WHAT TO DO
Carry none of the pictures over; set down the material below exactly.
--------------------------------------------------
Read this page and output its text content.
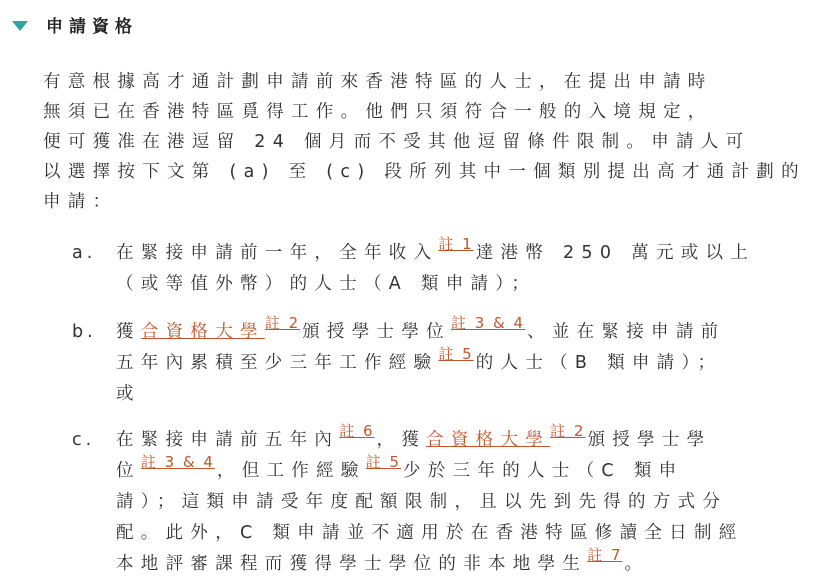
申請資格
有意根據高才通計劃申請前來香港特區的人士，在提出申請時
無須已在香港特區覓得工作。他們只須符合一般的入境規定，
便可獲准在港逗留 24 個月而不受其他逗留條件限制。申請人可
以選擇按下文第 (a) 至 (c) 段所列其中一個類別提出高才通計劃的
申請：
a. 在緊接申請前一年，全年收入$^{註 1}$ 達港幣 250 萬元或以上
（或等值外幣）的人士（A 類申請）；
b. 獲合資格大學$^{註 2}$ 頒授學士學位$^{註 3 \& 4}$ 、並在緊接申請前
五年內累積至少三年工作經驗$^{註 5}$ 的人士（B 類申請）；
或
c. 在緊接申請前五年內$^{註 6}$ ，獲合資格大學$^{註 2}$ 頒授學士學
位$^{註 3 \& 4}$ ，但工作經驗$^{註 5}$ 少於三年的人士（C 類申
請）；這類申請受年度配額限制，且以先到先得的方式分
配。此外，C 類申請並不適用於在香港特區修讀全日制經
本地評審課程而獲得學士學位的非本地學生$^{註 7}$ 。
--------------------------------------------------
TASK OUTPUT
Read this page and output its text content.
申請資格
有意根據高才通計劃申請前來香港特區的人士，在提出申請時
無須已在香港特區覓得工作。他們只須符合一般的入境規定，
便可獲准在港逗留 24 個月而不受其他逗留條件限制。申請人可
以選擇按下文第 (a) 至 (c) 段所列其中一個類別提出高才通計劃的
申請：
a. 在緊接申請前一年，全年收入$^{註 1}$ 達港幣 250 萬元或以上
（或等值外幣）的人士（A 類申請）；
b. 獲合資格大學$^{註 2}$ 頒授學士學位$^{註 3 \& 4}$ 、並在緊接申請前
五年內累積至少三年工作經驗$^{註 5}$ 的人士（B 類申請）；
或
c. 在緊接申請前五年內$^{註 6}$ ，獲合資格大學$^{註 2}$ 頒授學士學
位$^{註 3 \& 4}$ ，但工作經驗$^{註 5}$ 少於三年的人士（C 類申
請）；這類申請受年度配額限制，且以先到先得的方式分
配。此外，C 類申請並不適用於在香港特區修讀全日制經
本地評審課程而獲得學士學位的非本地學生$^{註 7}$ 。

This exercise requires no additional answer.